* [EXERCISE] Single out the lines of the material that contain "edition" and copy them.

* [DATA LINES]
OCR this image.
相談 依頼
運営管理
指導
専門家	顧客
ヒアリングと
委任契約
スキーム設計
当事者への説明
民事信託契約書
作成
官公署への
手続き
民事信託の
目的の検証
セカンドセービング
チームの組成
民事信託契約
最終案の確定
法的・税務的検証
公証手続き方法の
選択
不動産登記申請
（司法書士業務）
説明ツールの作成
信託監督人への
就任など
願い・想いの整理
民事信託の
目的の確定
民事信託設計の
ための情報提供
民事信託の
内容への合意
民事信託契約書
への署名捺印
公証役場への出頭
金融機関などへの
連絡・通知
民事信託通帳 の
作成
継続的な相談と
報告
* * *
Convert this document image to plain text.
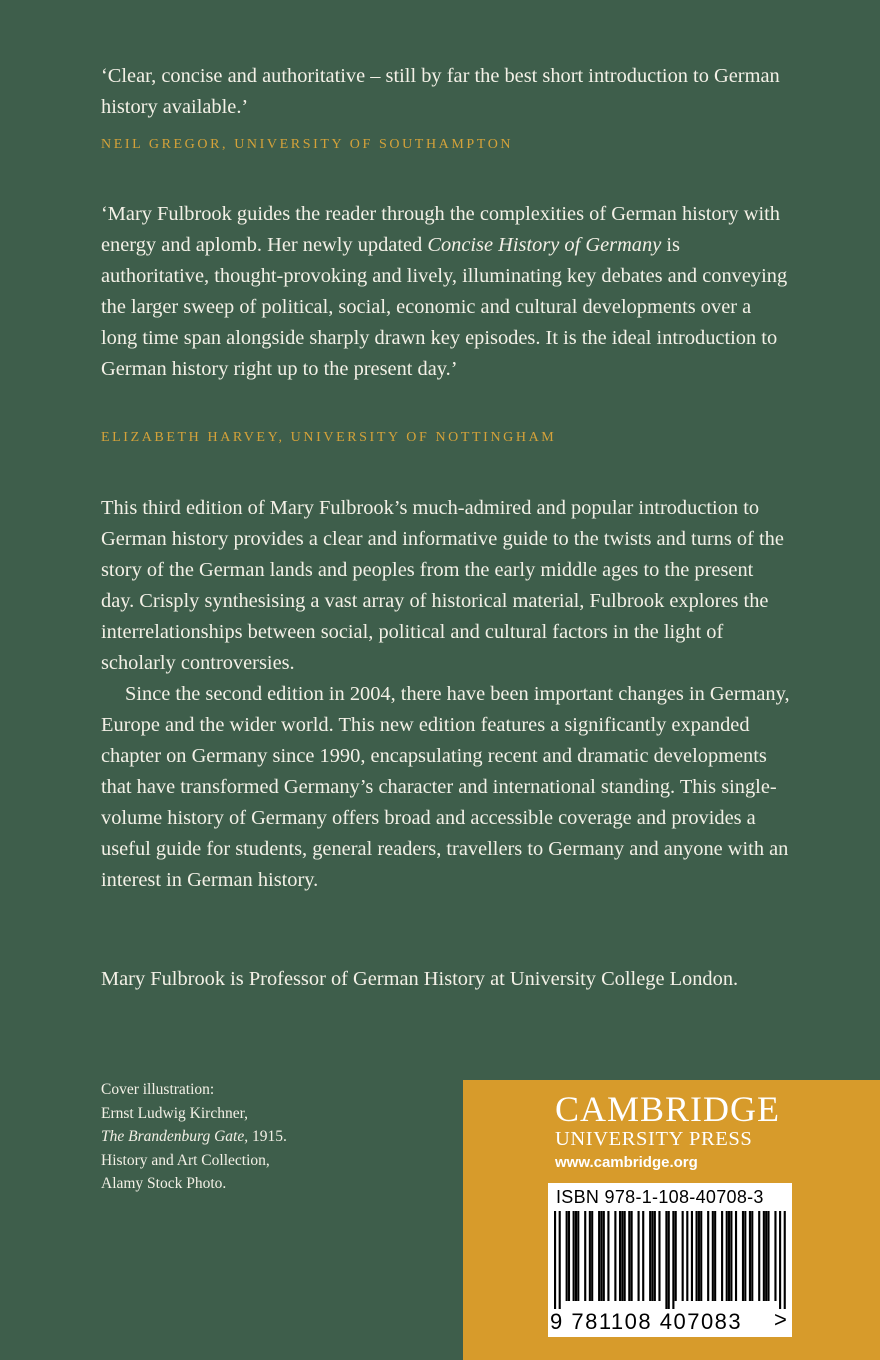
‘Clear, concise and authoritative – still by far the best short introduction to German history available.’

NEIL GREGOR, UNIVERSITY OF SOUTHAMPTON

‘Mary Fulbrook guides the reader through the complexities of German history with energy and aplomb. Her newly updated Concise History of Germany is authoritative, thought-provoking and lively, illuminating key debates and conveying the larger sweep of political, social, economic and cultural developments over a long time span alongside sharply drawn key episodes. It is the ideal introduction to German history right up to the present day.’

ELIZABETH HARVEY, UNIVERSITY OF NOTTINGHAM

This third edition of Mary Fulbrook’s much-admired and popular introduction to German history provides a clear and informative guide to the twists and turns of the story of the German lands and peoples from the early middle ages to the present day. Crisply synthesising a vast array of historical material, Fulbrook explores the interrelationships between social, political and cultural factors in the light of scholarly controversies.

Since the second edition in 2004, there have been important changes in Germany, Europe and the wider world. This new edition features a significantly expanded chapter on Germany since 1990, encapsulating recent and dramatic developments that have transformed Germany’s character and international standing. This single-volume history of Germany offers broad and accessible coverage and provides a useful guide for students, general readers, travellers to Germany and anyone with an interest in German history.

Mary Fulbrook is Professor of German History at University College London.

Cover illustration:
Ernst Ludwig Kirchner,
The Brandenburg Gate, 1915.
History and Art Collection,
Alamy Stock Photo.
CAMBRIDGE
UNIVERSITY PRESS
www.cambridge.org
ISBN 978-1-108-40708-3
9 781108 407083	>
...
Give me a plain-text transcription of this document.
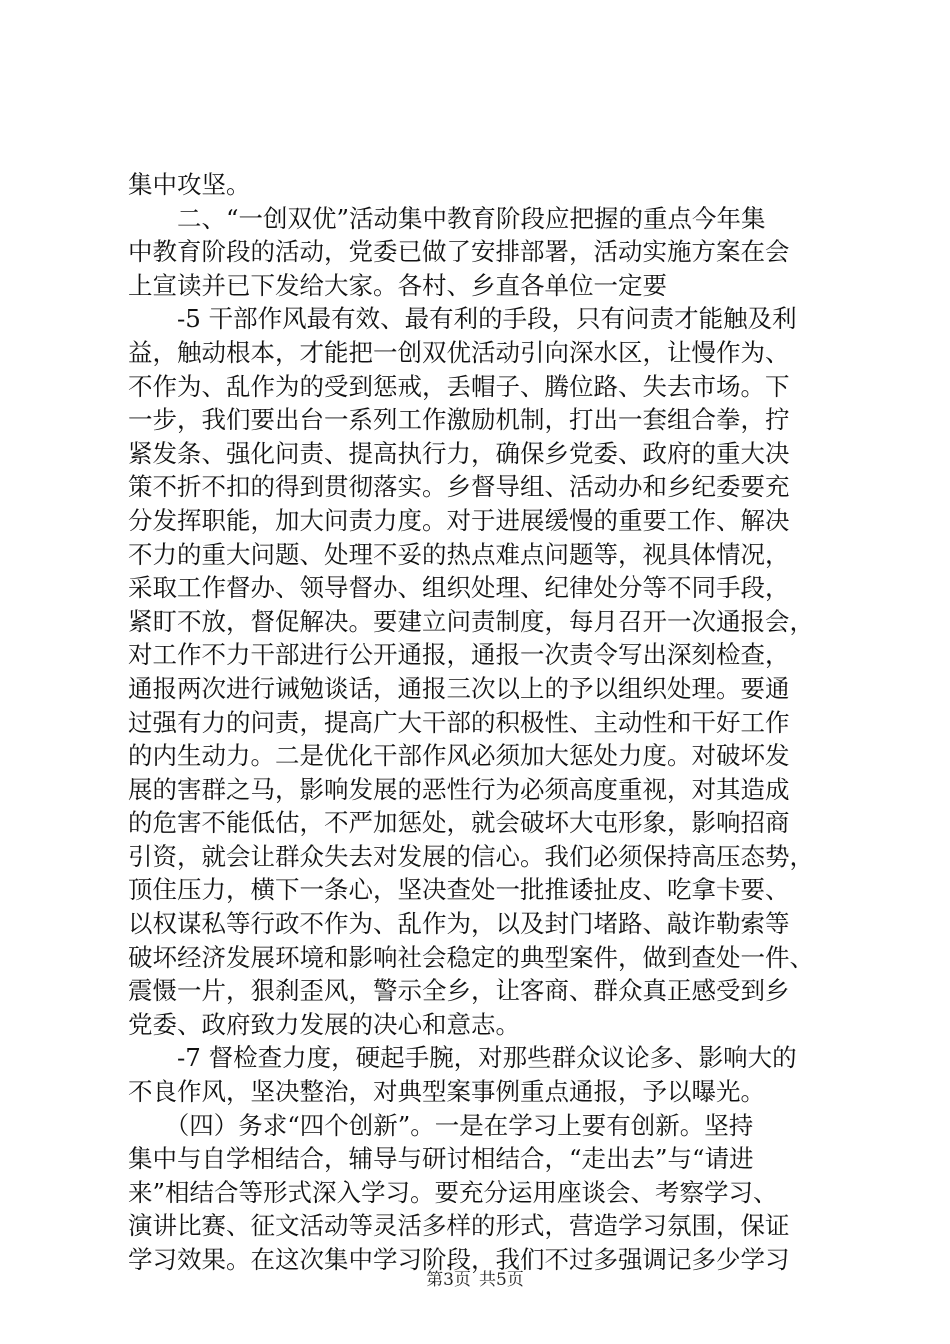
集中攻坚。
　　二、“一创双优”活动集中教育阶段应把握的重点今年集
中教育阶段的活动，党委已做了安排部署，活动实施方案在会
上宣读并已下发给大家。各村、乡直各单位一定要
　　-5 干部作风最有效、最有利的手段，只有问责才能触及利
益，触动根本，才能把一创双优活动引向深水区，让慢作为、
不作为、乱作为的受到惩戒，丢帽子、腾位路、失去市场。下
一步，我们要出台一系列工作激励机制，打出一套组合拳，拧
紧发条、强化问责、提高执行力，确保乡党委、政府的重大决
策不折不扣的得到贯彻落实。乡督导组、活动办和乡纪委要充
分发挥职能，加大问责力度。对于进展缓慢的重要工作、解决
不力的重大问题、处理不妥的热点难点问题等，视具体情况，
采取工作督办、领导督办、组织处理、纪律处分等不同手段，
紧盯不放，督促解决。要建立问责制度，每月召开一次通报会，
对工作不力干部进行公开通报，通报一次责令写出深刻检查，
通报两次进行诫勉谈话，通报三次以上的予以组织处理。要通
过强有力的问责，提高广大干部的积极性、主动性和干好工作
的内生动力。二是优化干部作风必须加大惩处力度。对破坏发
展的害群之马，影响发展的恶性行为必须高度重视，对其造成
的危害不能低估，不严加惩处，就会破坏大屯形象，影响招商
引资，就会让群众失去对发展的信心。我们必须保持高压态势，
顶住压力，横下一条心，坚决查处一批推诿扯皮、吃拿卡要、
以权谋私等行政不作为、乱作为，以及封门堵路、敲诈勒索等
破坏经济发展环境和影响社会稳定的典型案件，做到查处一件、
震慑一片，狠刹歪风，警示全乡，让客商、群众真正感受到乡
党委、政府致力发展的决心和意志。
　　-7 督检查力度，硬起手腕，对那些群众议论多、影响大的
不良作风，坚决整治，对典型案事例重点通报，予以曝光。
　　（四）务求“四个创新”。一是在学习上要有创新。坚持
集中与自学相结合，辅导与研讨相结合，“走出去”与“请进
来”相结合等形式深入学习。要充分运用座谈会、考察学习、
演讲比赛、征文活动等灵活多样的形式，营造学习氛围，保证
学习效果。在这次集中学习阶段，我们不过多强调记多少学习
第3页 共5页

* [RIGHT ANSWER]
This third edition of Mary Fulbrook’s much-admired and popular introduction to German history provides a clear and informative guide to the twists and turns of the story of the German lands and peoples from the early middle ages to the present day. Crisply synthesising a vast array of historical material, Fulbrook explores the interrelationships between social, political and cultural factors in the light of scholarly controversies.
Since the second edition in 2004, there have been important changes in Germany, Europe and the wider world. This new edition features a significantly expanded chapter on Germany since 1990, encapsulating recent and dramatic developments that have transformed Germany’s character and international standing. This single-volume history of Germany offers broad and accessible coverage and provides a useful guide for students, general readers, travellers to Germany and anyone with an interest in German history.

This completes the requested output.